● What to produce:
Every line that holds the word "structured" needs to be copied from the data below.

● Records excerpted from a collection:
———

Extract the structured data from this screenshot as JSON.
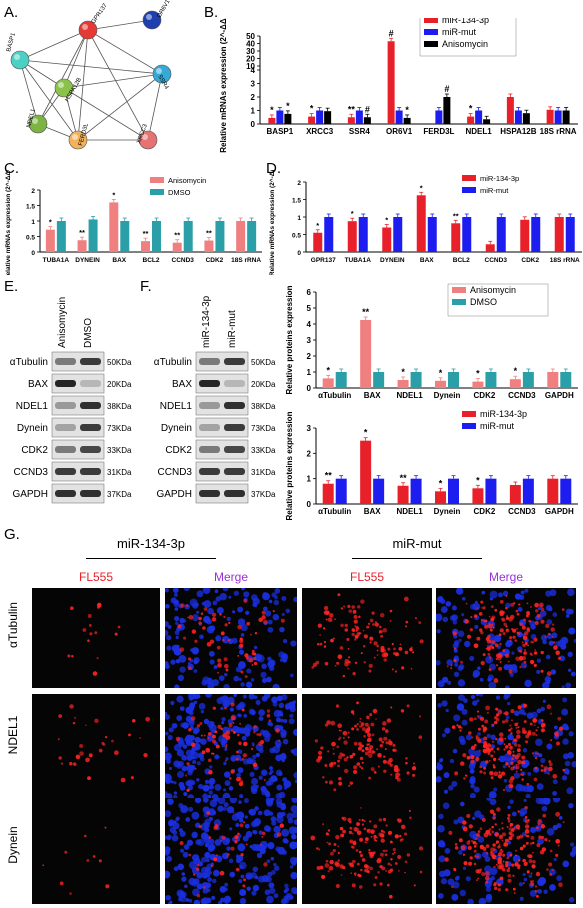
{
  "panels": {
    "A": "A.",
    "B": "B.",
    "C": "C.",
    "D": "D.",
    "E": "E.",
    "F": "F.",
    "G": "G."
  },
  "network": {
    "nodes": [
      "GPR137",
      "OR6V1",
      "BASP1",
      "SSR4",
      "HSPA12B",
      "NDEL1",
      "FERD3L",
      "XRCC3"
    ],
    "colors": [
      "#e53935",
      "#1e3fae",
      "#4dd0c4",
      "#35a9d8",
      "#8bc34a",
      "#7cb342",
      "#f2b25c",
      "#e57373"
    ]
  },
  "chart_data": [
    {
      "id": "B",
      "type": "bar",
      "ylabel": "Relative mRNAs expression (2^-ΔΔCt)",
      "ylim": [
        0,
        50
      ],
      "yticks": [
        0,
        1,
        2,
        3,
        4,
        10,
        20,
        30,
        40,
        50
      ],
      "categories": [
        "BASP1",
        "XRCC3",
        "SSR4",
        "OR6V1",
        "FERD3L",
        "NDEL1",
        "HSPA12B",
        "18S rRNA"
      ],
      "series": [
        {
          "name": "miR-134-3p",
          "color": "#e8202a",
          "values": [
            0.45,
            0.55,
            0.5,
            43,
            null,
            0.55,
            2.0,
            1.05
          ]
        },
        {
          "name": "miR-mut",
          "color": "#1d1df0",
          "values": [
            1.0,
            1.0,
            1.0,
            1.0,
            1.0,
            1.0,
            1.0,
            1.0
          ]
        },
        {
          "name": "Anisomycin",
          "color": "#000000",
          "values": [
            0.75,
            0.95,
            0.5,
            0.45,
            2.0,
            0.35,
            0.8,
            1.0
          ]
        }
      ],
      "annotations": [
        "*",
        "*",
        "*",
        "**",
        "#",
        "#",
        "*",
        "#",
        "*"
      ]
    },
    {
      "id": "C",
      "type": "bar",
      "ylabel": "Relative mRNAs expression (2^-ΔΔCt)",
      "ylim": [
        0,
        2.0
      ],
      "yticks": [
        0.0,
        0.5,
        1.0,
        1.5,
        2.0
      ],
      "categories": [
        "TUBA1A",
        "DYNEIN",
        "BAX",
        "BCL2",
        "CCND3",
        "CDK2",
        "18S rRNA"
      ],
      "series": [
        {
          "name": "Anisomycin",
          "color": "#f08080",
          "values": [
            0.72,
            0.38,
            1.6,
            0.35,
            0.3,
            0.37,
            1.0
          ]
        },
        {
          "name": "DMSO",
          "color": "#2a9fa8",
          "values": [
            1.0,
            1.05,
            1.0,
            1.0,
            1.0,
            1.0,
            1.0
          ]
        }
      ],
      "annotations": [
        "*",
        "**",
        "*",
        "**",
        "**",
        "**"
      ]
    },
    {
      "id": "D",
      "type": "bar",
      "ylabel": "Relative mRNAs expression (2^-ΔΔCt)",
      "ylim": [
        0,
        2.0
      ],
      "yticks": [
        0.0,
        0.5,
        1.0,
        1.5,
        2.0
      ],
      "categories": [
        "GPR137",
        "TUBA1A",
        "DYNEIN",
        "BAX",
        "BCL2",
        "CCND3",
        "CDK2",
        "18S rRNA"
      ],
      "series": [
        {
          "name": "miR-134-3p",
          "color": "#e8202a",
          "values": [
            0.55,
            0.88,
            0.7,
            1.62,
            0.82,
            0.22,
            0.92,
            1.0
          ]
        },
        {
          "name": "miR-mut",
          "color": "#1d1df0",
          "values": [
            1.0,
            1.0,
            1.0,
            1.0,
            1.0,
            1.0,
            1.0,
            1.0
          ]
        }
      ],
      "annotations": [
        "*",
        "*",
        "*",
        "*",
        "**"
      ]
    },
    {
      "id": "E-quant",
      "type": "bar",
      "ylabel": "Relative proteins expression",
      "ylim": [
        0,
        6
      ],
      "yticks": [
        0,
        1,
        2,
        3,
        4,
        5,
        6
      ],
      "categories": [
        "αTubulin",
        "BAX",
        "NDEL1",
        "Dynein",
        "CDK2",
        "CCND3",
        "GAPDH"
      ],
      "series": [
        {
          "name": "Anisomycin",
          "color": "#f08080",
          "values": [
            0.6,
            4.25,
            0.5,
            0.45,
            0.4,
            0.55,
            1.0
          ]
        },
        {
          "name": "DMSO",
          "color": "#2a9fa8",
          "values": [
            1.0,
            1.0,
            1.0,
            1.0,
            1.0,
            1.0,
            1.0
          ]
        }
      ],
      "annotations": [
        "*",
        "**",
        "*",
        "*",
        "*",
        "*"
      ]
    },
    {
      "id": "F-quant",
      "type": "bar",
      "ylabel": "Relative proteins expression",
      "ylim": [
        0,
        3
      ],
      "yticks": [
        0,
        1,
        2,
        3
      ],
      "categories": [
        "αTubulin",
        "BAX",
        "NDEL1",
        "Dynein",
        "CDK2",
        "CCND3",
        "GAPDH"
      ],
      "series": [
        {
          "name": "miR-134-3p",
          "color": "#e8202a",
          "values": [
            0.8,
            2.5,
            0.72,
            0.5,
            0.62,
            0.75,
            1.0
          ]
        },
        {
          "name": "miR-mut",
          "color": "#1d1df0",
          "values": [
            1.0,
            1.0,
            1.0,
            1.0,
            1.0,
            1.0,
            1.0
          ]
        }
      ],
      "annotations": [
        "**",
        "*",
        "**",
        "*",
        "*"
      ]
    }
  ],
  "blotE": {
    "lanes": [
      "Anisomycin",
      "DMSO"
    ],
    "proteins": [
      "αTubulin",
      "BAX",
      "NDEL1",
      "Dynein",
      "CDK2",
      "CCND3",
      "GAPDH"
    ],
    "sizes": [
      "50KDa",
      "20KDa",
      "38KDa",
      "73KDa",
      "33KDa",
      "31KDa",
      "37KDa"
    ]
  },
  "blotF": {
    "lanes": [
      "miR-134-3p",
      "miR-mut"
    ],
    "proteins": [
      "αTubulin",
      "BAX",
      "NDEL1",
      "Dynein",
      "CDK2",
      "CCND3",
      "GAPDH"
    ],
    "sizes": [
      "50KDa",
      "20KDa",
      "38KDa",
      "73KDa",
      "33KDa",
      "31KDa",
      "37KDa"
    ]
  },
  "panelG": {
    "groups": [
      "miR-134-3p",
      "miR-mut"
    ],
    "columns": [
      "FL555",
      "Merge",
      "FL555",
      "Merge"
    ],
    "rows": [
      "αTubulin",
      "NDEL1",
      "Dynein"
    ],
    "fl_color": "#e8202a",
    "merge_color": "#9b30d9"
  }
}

———

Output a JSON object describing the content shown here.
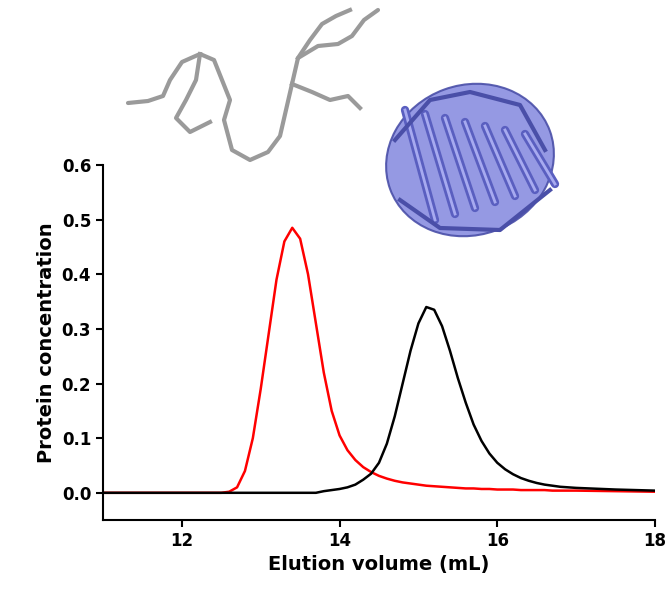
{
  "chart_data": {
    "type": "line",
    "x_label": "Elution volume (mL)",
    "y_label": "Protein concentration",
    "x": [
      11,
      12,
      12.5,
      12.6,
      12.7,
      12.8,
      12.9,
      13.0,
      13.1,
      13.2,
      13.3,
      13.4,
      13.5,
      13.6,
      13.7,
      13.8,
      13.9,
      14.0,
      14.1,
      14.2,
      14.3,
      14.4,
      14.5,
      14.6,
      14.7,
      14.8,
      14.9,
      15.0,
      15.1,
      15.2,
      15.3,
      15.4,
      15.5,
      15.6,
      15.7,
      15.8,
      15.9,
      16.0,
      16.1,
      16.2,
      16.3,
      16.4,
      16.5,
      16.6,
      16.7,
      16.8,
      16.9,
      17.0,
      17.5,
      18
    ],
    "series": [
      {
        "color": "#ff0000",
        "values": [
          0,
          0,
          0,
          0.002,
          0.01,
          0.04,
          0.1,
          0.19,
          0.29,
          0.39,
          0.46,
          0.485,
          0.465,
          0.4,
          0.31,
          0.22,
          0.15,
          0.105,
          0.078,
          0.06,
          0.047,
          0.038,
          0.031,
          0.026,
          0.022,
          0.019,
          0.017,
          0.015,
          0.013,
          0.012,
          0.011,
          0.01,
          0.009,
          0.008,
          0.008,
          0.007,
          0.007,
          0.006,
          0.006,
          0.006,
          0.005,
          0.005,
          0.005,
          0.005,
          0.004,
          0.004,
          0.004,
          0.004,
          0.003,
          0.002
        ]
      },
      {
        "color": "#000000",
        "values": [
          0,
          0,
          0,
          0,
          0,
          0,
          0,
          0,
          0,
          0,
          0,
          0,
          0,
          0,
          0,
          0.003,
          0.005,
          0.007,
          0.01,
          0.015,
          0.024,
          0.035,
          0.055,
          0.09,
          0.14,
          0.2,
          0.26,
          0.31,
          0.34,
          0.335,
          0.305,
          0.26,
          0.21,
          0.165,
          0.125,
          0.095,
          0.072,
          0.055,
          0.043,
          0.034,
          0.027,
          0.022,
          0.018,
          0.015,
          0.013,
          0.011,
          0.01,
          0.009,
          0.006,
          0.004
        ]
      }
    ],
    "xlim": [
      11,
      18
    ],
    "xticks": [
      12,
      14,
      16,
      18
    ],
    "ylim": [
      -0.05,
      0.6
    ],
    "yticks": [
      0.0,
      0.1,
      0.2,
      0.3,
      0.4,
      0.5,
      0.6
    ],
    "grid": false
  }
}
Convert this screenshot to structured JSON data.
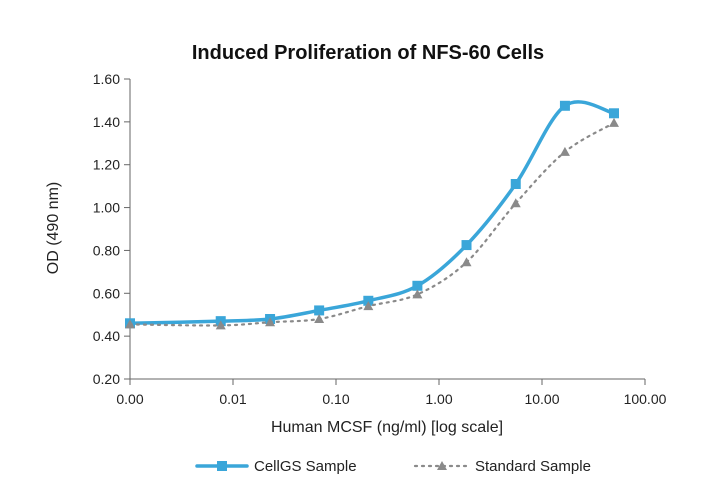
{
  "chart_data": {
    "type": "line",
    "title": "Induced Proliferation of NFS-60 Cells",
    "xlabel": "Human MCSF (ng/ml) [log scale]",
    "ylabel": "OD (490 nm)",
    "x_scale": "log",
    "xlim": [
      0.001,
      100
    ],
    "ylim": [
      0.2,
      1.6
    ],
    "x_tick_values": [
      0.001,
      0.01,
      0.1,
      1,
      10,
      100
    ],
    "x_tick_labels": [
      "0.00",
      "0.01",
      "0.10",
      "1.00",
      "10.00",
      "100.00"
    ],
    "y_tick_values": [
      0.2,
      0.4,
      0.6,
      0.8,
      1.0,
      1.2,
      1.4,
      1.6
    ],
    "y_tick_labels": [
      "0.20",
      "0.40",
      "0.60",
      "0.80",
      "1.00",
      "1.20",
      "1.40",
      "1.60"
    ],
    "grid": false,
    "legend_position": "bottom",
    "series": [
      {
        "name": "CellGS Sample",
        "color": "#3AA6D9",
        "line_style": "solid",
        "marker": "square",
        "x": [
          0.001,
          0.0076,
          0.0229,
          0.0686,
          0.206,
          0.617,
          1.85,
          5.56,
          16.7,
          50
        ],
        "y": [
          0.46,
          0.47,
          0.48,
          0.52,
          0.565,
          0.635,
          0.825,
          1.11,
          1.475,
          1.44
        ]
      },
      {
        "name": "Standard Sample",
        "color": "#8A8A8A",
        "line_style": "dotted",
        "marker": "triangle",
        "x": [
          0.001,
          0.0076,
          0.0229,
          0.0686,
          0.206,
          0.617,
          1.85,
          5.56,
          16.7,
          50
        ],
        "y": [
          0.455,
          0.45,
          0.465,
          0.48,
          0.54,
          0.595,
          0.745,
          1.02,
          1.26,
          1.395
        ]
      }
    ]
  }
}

———

● Answer to this problem:
Extract the structured data from this screenshot as JSON.
Convert this screenshot to structured JSON data.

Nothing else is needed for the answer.